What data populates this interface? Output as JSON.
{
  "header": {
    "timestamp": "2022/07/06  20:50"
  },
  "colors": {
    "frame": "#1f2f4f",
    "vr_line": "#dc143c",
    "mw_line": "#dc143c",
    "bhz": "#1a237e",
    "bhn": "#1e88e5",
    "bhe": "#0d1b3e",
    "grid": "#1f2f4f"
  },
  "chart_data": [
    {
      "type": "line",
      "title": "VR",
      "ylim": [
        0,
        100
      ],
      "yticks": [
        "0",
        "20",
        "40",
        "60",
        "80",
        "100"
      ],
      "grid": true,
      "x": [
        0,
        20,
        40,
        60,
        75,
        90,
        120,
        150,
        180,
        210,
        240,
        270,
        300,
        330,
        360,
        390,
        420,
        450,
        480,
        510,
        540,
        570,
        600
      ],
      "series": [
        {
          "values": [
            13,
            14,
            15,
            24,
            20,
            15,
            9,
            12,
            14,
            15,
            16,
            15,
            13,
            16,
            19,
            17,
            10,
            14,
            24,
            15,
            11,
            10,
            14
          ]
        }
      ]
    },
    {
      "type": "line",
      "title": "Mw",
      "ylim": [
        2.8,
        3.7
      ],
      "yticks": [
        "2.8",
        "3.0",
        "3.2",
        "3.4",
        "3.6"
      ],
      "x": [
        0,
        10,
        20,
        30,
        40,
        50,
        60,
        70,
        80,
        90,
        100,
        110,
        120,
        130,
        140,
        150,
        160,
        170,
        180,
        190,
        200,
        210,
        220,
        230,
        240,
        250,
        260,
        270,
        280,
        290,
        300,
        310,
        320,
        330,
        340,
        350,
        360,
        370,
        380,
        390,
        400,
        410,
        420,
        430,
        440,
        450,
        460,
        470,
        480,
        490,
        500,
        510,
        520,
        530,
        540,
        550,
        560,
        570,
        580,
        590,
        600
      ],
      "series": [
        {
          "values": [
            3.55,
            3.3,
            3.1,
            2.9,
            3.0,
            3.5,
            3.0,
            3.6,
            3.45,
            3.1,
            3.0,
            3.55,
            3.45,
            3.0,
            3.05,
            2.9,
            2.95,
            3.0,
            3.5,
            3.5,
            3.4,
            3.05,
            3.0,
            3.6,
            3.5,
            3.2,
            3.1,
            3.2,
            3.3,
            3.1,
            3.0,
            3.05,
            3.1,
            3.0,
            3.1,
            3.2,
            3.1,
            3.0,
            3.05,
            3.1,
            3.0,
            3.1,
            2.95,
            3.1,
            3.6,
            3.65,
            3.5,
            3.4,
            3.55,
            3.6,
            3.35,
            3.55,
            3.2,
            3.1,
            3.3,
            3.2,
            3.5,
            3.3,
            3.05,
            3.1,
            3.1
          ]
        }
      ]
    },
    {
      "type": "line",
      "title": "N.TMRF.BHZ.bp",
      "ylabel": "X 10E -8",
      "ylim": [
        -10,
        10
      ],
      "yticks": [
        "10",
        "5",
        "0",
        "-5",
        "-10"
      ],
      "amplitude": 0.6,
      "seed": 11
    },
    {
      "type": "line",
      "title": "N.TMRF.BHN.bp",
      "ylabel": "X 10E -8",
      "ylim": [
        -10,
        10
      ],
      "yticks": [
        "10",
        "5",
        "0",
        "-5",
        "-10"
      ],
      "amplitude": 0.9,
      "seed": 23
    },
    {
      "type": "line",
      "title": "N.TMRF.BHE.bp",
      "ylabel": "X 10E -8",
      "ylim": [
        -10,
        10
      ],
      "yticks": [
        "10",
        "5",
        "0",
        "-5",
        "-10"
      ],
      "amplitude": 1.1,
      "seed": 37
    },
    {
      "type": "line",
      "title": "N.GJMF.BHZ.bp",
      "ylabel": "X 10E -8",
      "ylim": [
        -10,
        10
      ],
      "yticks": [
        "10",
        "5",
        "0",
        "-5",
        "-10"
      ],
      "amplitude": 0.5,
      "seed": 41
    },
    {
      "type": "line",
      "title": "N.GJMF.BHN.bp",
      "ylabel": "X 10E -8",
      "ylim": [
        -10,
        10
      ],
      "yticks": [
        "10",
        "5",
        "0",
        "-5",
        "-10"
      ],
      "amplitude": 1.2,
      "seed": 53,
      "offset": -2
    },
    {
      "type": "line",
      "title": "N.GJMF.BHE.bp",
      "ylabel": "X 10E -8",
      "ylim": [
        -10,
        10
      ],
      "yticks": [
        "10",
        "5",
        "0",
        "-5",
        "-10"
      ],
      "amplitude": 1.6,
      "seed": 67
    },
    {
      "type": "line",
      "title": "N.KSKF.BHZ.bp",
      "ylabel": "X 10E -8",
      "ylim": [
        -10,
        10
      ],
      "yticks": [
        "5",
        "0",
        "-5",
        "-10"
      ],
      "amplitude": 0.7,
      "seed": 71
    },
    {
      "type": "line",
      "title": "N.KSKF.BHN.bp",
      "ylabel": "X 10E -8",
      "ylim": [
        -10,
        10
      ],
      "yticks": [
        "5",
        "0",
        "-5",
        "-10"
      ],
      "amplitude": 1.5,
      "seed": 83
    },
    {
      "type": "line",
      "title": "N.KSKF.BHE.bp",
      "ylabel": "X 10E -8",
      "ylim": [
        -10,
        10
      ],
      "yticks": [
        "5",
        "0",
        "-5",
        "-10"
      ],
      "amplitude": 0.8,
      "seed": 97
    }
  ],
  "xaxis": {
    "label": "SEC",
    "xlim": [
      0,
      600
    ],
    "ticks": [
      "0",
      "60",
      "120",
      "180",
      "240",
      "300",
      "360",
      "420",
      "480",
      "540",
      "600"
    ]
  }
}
################
Work to be completed:
Filter out all lines lacking the word "title" and copy the rest.

Finished answer:
      "title": "VR",
      "title": "Mw",
      "title": "N.TMRF.BHZ.bp",
      "title": "N.TMRF.BHN.bp",
      "title": "N.TMRF.BHE.bp",
      "title": "N.GJMF.BHZ.bp",
      "title": "N.GJMF.BHN.bp",
      "title": "N.GJMF.BHE.bp",
      "title": "N.KSKF.BHZ.bp",
      "title": "N.KSKF.BHN.bp",
      "title": "N.KSKF.BHE.bp",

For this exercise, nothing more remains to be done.